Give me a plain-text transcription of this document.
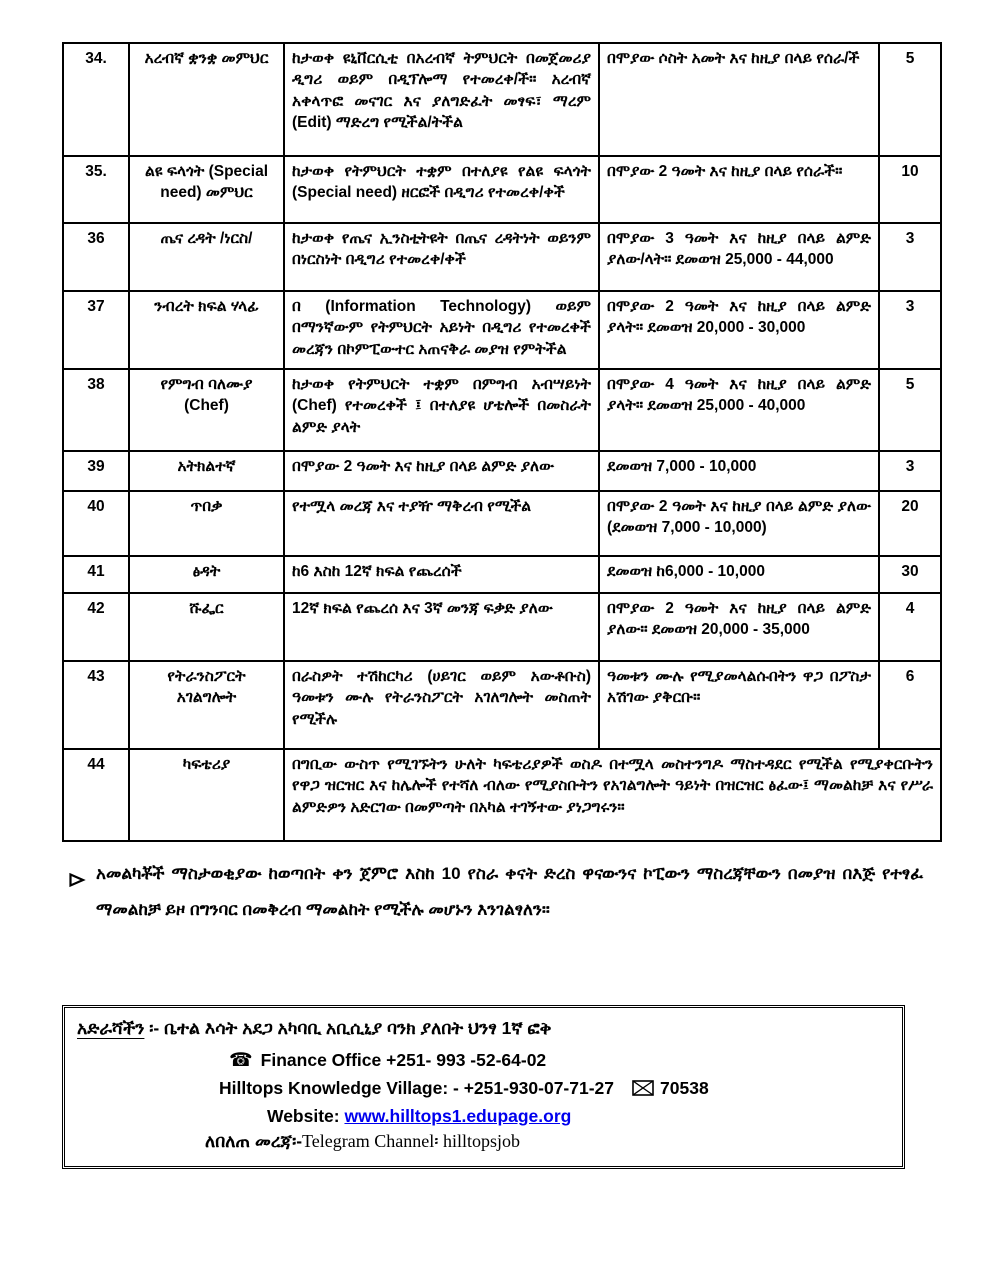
34.	አረብኛ ቋንቋ መምህር	ከታወቀ ዩኒቨርሲቲ በአረብኛ ትምህርት በመጀመሪያ ዲግሪ ወይም በዲፕሎማ የተመረቀ/ች። አረብኛ አቀላጥፎ መናገር እና ያለግድፈት መፃፍ፣ ማረም (Edit) ማድረግ የሚችል/ትችል	በሞያው ሶስት አመት እና ከዚያ በላይ የሰራ/ች	5
35.	ልዩ ፍላጎት (Special need) መምህር	ከታወቀ የትምህርት ተቋም በተለያዩ የልዩ ፍላጎት (Special need) ዘርፎች በዲግሪ የተመረቀ/ቀች	በሞያው 2 ዓመት እና ከዚያ በላይ የሰራች።	10
36	ጤና ረዳት /ነርስ/	ከታወቀ የጤና ኢንስቲትዩት በጤና ረዳትነት ወይንም በነርስነት በዲግሪ የተመረቀ/ቀች	በሞያው 3 ዓመት እና ከዚያ በላይ ልምድ ያለው/ላት። ደመወዝ 25,000 - 44,000	3
37	ንብረት ክፍል ሃላፊ	በ (Information Technology) ወይም በማንኛውም የትምህርት አይነት በዲግሪ የተመረቀች መረጃን በኮምፒውተር አጠናቅራ መያዝ የምትችል	በሞያው 2 ዓመት እና ከዚያ በላይ ልምድ ያላት። ደመወዝ 20,000 - 30,000	3
38	የምግብ ባለሙያ (Chef)	ከታወቀ የትምህርት ተቋም በምግብ አብሣይነት (Chef) የተመረቀች ፤ በተለያዩ ሆቴሎች በመስራት ልምድ ያላት	በሞያው 4 ዓመት እና ከዚያ በላይ ልምድ ያላት። ደመወዝ 25,000 - 40,000	5
39	አትክልተኛ	በሞያው 2 ዓመት እና ከዚያ በላይ ልምድ ያለው	ደመወዝ 7,000 - 10,000	3
40	ጥበቃ	የተሟላ መረጃ እና ተያዥ ማቅረብ የሚችል	በሞያው 2 ዓመት እና ከዚያ በላይ ልምድ ያለው (ደመወዝ 7,000 - 10,000)	20
41	ፅዳት	ከ6 እስከ 12ኛ ክፍል የጨረሰች	ደመወዝ ከ6,000 - 10,000	30
42	ሹፌር	12ኛ ክፍል የጨረሰ እና 3ኛ መንጃ ፍቃድ ያለው	በሞያው 2 ዓመት እና ከዚያ በላይ ልምድ ያለው። ደመወዝ 20,000 - 35,000	4
43	የትራንስፖርት አገልግሎት	በራስዎት ተሽከርካሪ (ሀይገር ወይም አውቶቡስ) ዓመቱን ሙሉ የትራንስፖርት አገለግሎት መስጠት የሚችሉ	ዓመቱን ሙሉ የሚያመላልሱበትን ዋጋ በፖስታ አሽገው ያቅርቡ።	6
44	ካፍቴሪያ	በግቢው ውስጥ የሚገኙትን ሁለት ካፍቴሪያዎች ወስዶ በተሟላ መስተንግዶ ማስተዳደር የሚችል የሚያቀርቡትን የዋጋ ዝርዝር እና ከሌሎች የተሻለ ብለው የሚያስቡትን የአገልግሎት ዓይነት በዝርዝር ፅፈው፤ ማመልከቻ እና የሥራ ልምድዎን አድርገው በመምጣት በአካል ተገኝተው ያነጋግሩን።		
አመልካቾች ማስታወቂያው ከወጣበት ቀን ጀምሮ እስከ 10 የስራ ቀናት ድረስ ዋናውንና ኮፒውን ማስረጃቸውን በመያዝ በእጅ የተፃፈ ማመልከቻ ይዞ በግንባር በመቅረብ ማመልከት የሚችሉ መሆኑን እንገልፃለን።
አድራሻችን ፡- ቤተል እሳት አደጋ አካባቢ አቢሲኒያ ባንክ ያለበት ህንፃ 1ኛ ፎቅ
☎ Finance Office +251- 993 -52-64-02
Hilltops Knowledge Village: - +251-930-07-71-27	70538
Website: www.hilltops1.edupage.org
ለበለጠ መረጃ፡-Telegram Channel፡ hilltopsjob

::::::::::

**WHAT TO PRODUCE**
Except for the pictures, print the data above exactly.

**PROBLEM SOLUTION**
Give me a plain-text transcription of this document.
34.	አረብኛ ቋንቋ መምህር	ከታወቀ ዩኒቨርሲቲ በአረብኛ ትምህርት በመጀመሪያ ዲግሪ ወይም በዲፕሎማ የተመረቀ/ች። አረብኛ አቀላጥፎ መናገር እና ያለግድፈት መፃፍ፣ ማረም (Edit) ማድረግ የሚችል/ትችል	በሞያው ሶስት አመት እና ከዚያ በላይ የሰራ/ች	5
35.	ልዩ ፍላጎት (Special need) መምህር	ከታወቀ የትምህርት ተቋም በተለያዩ የልዩ ፍላጎት (Special need) ዘርፎች በዲግሪ የተመረቀ/ቀች	በሞያው 2 ዓመት እና ከዚያ በላይ የሰራች።	10
36	ጤና ረዳት /ነርስ/	ከታወቀ የጤና ኢንስቲትዩት በጤና ረዳትነት ወይንም በነርስነት በዲግሪ የተመረቀ/ቀች	በሞያው 3 ዓመት እና ከዚያ በላይ ልምድ ያለው/ላት። ደመወዝ 25,000 - 44,000	3
37	ንብረት ክፍል ሃላፊ	በ (Information Technology) ወይም በማንኛውም የትምህርት አይነት በዲግሪ የተመረቀች መረጃን በኮምፒውተር አጠናቅራ መያዝ የምትችል	በሞያው 2 ዓመት እና ከዚያ በላይ ልምድ ያላት። ደመወዝ 20,000 - 30,000	3
38	የምግብ ባለሙያ (Chef)	ከታወቀ የትምህርት ተቋም በምግብ አብሣይነት (Chef) የተመረቀች ፤ በተለያዩ ሆቴሎች በመስራት ልምድ ያላት	በሞያው 4 ዓመት እና ከዚያ በላይ ልምድ ያላት። ደመወዝ 25,000 - 40,000	5
39	አትክልተኛ	በሞያው 2 ዓመት እና ከዚያ በላይ ልምድ ያለው	ደመወዝ 7,000 - 10,000	3
40	ጥበቃ	የተሟላ መረጃ እና ተያዥ ማቅረብ የሚችል	በሞያው 2 ዓመት እና ከዚያ በላይ ልምድ ያለው (ደመወዝ 7,000 - 10,000)	20
41	ፅዳት	ከ6 እስከ 12ኛ ክፍል የጨረሰች	ደመወዝ ከ6,000 - 10,000	30
42	ሹፌር	12ኛ ክፍል የጨረሰ እና 3ኛ መንጃ ፍቃድ ያለው	በሞያው 2 ዓመት እና ከዚያ በላይ ልምድ ያለው። ደመወዝ 20,000 - 35,000	4
43	የትራንስፖርት አገልግሎት	በራስዎት ተሽከርካሪ (ሀይገር ወይም አውቶቡስ) ዓመቱን ሙሉ የትራንስፖርት አገለግሎት መስጠት የሚችሉ	ዓመቱን ሙሉ የሚያመላልሱበትን ዋጋ በፖስታ አሽገው ያቅርቡ።	6
44	ካፍቴሪያ	በግቢው ውስጥ የሚገኙትን ሁለት ካፍቴሪያዎች ወስዶ በተሟላ መስተንግዶ ማስተዳደር የሚችል የሚያቀርቡትን የዋጋ ዝርዝር እና ከሌሎች የተሻለ ብለው የሚያስቡትን የአገልግሎት ዓይነት በዝርዝር ፅፈው፤ ማመልከቻ እና የሥራ ልምድዎን አድርገው በመምጣት በአካል ተገኝተው ያነጋግሩን።		
አመልካቾች ማስታወቂያው ከወጣበት ቀን ጀምሮ እስከ 10 የስራ ቀናት ድረስ ዋናውንና ኮፒውን ማስረጃቸውን በመያዝ በእጅ የተፃፈ ማመልከቻ ይዞ በግንባር በመቅረብ ማመልከት የሚችሉ መሆኑን እንገልፃለን።
አድራሻችን ፡- ቤተል እሳት አደጋ አካባቢ አቢሲኒያ ባንክ ያለበት ህንፃ 1ኛ ፎቅ
☎ Finance Office +251- 993 -52-64-02
Hilltops Knowledge Village: - +251-930-07-71-27	70538
Website: www.hilltops1.edupage.org
ለበለጠ መረጃ፡-Telegram Channel፡ hilltopsjob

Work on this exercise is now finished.